#### Material to process ####

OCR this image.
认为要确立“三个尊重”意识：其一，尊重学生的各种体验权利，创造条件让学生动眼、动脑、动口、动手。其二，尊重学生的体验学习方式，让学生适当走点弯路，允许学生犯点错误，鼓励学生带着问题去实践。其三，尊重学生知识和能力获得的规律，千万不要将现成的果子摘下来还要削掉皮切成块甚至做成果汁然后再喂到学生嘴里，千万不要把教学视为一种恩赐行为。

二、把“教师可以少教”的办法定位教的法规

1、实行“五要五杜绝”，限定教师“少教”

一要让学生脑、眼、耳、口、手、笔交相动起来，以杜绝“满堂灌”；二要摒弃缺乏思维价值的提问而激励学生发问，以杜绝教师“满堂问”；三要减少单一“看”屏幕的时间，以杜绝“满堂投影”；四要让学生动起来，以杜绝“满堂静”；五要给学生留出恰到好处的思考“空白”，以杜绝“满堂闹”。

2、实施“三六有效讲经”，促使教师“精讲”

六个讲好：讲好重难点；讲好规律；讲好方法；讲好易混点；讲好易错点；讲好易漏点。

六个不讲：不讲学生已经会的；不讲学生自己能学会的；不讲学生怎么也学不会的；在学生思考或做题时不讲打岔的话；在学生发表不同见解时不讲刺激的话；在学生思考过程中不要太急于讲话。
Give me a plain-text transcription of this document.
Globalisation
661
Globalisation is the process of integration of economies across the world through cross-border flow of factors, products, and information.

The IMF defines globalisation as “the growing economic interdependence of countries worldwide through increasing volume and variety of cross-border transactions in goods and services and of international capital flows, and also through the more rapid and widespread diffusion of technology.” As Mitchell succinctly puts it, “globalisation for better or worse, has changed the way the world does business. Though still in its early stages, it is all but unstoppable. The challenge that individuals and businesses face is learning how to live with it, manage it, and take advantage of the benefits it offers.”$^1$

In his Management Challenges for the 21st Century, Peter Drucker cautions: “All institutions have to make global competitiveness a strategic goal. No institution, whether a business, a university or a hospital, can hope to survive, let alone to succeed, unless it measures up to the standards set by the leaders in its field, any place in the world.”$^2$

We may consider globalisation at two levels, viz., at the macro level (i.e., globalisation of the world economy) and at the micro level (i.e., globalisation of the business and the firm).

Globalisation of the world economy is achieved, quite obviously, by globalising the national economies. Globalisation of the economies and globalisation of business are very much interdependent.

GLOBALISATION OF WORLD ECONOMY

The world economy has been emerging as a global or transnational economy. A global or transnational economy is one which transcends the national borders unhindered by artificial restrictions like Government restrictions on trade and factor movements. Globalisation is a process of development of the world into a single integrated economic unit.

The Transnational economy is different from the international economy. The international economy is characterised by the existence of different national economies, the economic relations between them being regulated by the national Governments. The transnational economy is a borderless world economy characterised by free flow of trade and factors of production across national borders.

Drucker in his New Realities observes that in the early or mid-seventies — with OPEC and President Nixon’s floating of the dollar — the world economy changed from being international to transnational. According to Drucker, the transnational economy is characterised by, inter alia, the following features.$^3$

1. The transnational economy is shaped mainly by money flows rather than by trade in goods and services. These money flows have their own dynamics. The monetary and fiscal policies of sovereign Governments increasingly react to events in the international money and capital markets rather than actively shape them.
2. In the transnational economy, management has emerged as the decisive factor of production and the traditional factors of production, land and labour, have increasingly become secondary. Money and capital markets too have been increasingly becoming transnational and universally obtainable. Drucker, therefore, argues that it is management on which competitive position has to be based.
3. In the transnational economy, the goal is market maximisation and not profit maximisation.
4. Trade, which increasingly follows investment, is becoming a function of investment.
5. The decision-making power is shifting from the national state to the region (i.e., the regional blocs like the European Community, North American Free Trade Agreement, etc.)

####

## Description of the task
Transcribe all of the lines in the records precisely.

## Answer for this exercise
OCR this image.
认为要确立“三个尊重”意识：其一，尊重学生的各种体验权利，创造条件让学生动眼、动脑、动口、动手。其二，尊重学生的体验学习方式，让学生适当走点弯路，允许学生犯点错误，鼓励学生带着问题去实践。其三，尊重学生知识和能力获得的规律，千万不要将现成的果子摘下来还要削掉皮切成块甚至做成果汁然后再喂到学生嘴里，千万不要把教学视为一种恩赐行为。

二、把“教师可以少教”的办法定位教的法规

1、实行“五要五杜绝”，限定教师“少教”

一要让学生脑、眼、耳、口、手、笔交相动起来，以杜绝“满堂灌”；二要摒弃缺乏思维价值的提问而激励学生发问，以杜绝教师“满堂问”；三要减少单一“看”屏幕的时间，以杜绝“满堂投影”；四要让学生动起来，以杜绝“满堂静”；五要给学生留出恰到好处的思考“空白”，以杜绝“满堂闹”。

2、实施“三六有效讲经”，促使教师“精讲”

六个讲好：讲好重难点；讲好规律；讲好方法；讲好易混点；讲好易错点；讲好易漏点。

六个不讲：不讲学生已经会的；不讲学生自己能学会的；不讲学生怎么也学不会的；在学生思考或做题时不讲打岔的话；在学生发表不同见解时不讲刺激的话；在学生思考过程中不要太急于讲话。
Give me a plain-text transcription of this document.
Globalisation
661
Globalisation is the process of integration of economies across the world through cross-border flow of factors, products, and information.

The IMF defines globalisation as “the growing economic interdependence of countries worldwide through increasing volume and variety of cross-border transactions in goods and services and of international capital flows, and also through the more rapid and widespread diffusion of technology.” As Mitchell succinctly puts it, “globalisation for better or worse, has changed the way the world does business. Though still in its early stages, it is all but unstoppable. The challenge that individuals and businesses face is learning how to live with it, manage it, and take advantage of the benefits it offers.”$^1$

In his Management Challenges for the 21st Century, Peter Drucker cautions: “All institutions have to make global competitiveness a strategic goal. No institution, whether a business, a university or a hospital, can hope to survive, let alone to succeed, unless it measures up to the standards set by the leaders in its field, any place in the world.”$^2$

We may consider globalisation at two levels, viz., at the macro level (i.e., globalisation of the world economy) and at the micro level (i.e., globalisation of the business and the firm).

Globalisation of the world economy is achieved, quite obviously, by globalising the national economies. Globalisation of the economies and globalisation of business are very much interdependent.

GLOBALISATION OF WORLD ECONOMY

The world economy has been emerging as a global or transnational economy. A global or transnational economy is one which transcends the national borders unhindered by artificial restrictions like Government restrictions on trade and factor movements. Globalisation is a process of development of the world into a single integrated economic unit.

The Transnational economy is different from the international economy. The international economy is characterised by the existence of different national economies, the economic relations between them being regulated by the national Governments. The transnational economy is a borderless world economy characterised by free flow of trade and factors of production across national borders.

Drucker in his New Realities observes that in the early or mid-seventies — with OPEC and President Nixon’s floating of the dollar — the world economy changed from being international to transnational. According to Drucker, the transnational economy is characterised by, inter alia, the following features.$^3$

1. The transnational economy is shaped mainly by money flows rather than by trade in goods and services. These money flows have their own dynamics. The monetary and fiscal policies of sovereign Governments increasingly react to events in the international money and capital markets rather than actively shape them.
2. In the transnational economy, management has emerged as the decisive factor of production and the traditional factors of production, land and labour, have increasingly become secondary. Money and capital markets too have been increasingly becoming transnational and universally obtainable. Drucker, therefore, argues that it is management on which competitive position has to be based.
3. In the transnational economy, the goal is market maximisation and not profit maximisation.
4. Trade, which increasingly follows investment, is becoming a function of investment.
5. The decision-making power is shifting from the national state to the region (i.e., the regional blocs like the European Community, North American Free Trade Agreement, etc.)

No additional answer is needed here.